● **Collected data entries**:
###

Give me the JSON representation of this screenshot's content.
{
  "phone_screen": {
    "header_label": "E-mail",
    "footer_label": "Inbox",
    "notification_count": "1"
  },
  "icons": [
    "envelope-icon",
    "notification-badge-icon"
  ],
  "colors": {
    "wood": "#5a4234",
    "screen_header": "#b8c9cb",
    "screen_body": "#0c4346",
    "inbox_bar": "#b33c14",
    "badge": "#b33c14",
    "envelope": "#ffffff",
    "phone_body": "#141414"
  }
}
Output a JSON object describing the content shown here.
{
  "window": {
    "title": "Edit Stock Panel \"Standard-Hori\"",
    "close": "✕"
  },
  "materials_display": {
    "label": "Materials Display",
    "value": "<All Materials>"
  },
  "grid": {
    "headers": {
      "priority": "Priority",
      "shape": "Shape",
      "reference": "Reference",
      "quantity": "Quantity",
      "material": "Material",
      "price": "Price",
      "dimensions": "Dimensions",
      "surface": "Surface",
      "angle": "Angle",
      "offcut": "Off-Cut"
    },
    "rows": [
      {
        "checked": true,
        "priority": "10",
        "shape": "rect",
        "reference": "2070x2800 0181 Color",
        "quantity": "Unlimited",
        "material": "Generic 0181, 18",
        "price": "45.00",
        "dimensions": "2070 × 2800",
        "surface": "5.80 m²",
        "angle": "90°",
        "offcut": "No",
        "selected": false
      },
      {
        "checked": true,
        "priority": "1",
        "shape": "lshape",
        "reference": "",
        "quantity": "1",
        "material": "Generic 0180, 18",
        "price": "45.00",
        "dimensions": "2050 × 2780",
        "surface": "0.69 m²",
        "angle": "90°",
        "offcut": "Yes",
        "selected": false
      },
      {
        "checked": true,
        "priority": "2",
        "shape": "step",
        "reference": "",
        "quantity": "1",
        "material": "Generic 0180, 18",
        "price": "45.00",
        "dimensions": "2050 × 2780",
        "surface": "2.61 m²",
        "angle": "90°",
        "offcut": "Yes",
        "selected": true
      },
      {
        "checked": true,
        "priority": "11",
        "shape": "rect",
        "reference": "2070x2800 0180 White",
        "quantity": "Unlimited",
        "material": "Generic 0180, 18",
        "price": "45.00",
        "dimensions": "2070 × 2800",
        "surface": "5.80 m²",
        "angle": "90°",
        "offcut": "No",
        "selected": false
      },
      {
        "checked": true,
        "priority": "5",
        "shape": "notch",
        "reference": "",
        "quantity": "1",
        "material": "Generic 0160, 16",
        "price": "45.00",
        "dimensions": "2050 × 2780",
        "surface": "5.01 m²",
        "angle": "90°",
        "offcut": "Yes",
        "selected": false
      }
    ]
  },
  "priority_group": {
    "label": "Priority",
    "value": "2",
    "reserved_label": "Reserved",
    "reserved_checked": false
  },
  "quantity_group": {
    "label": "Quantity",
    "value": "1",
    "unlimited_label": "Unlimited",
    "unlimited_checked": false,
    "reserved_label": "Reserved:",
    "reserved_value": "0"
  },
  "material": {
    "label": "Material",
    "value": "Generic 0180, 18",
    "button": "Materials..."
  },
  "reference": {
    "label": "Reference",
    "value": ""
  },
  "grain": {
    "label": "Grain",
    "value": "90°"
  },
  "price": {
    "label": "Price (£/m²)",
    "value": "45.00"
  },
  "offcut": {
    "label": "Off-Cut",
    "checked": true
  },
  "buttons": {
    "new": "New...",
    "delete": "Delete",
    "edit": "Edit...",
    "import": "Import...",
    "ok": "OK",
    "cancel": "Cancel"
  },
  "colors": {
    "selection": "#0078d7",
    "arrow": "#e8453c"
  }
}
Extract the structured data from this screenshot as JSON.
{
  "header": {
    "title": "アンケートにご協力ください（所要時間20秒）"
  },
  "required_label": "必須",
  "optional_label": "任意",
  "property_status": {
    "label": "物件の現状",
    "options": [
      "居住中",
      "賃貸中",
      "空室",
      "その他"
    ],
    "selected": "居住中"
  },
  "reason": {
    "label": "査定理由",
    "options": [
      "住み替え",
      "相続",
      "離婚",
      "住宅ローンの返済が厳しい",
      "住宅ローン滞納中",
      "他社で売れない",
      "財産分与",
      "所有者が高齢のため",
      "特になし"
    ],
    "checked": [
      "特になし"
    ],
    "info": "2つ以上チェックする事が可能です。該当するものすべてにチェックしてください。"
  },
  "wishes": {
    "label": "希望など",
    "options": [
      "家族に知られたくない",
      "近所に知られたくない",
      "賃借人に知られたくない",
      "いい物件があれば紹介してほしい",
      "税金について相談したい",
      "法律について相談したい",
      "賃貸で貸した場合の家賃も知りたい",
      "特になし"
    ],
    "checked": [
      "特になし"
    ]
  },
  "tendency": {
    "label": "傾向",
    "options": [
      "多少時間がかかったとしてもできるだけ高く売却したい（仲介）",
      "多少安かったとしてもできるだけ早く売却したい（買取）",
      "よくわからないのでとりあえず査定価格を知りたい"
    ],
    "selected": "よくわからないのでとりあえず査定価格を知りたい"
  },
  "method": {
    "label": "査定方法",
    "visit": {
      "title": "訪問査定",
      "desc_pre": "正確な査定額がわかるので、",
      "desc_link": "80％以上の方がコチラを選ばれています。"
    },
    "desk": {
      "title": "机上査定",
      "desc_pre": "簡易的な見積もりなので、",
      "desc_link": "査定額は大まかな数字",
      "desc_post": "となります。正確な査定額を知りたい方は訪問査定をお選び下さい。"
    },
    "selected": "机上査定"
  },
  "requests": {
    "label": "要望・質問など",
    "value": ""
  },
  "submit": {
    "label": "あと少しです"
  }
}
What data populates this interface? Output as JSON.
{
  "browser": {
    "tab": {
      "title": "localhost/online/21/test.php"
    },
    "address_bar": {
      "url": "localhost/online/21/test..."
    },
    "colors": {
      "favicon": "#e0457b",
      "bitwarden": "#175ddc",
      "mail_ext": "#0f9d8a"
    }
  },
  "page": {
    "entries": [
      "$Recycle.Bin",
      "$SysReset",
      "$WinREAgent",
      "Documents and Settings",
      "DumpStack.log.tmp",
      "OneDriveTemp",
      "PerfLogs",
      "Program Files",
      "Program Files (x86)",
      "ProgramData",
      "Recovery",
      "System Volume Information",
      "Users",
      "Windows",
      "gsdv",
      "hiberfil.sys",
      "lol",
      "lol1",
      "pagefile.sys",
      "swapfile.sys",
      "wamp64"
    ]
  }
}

###

● **Written request**: Only the lines from the one containing "What data populates" to the end of the listing belong in the output, each reproduced exactly.

● **Response to the task**:
What data populates this interface? Output as JSON.
{
  "browser": {
    "tab": {
      "title": "localhost/online/21/test.php"
    },
    "address_bar": {
      "url": "localhost/online/21/test..."
    },
    "colors": {
      "favicon": "#e0457b",
      "bitwarden": "#175ddc",
      "mail_ext": "#0f9d8a"
    }
  },
  "page": {
    "entries": [
      "$Recycle.Bin",
      "$SysReset",
      "$WinREAgent",
      "Documents and Settings",
      "DumpStack.log.tmp",
      "OneDriveTemp",
      "PerfLogs",
      "Program Files",
      "Program Files (x86)",
      "ProgramData",
      "Recovery",
      "System Volume Information",
      "Users",
      "Windows",
      "gsdv",
      "hiberfil.sys",
      "lol",
      "lol1",
      "pagefile.sys",
      "swapfile.sys",
      "wamp64"
    ]
  }
}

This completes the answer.